[What the task requires] Write out every line of the material exactly as it appears.

· · · · · · ·

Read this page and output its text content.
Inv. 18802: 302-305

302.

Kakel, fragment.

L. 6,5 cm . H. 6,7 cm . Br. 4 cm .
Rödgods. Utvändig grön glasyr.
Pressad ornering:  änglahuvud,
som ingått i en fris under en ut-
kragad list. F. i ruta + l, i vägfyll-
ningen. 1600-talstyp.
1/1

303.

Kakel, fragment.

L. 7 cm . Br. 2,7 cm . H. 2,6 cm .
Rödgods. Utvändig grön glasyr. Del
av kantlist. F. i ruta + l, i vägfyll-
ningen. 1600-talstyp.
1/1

· · · · · · ·

[Answer to this task]
Read this page and output its text content.
Inv. 18802: 302-305

302.

Kakel, fragment.

L. 6,5 cm . H. 6,7 cm . Br. 4 cm .
Rödgods. Utvändig grön glasyr.
Pressad ornering:  änglahuvud,
som ingått i en fris under en ut-
kragad list. F. i ruta + l, i vägfyll-
ningen. 1600-talstyp.
1/1

303.

Kakel, fragment.

L. 7 cm . Br. 2,7 cm . H. 2,6 cm .
Rödgods. Utvändig grön glasyr. Del
av kantlist. F. i ruta + l, i vägfyll-
ningen. 1600-talstyp.
1/1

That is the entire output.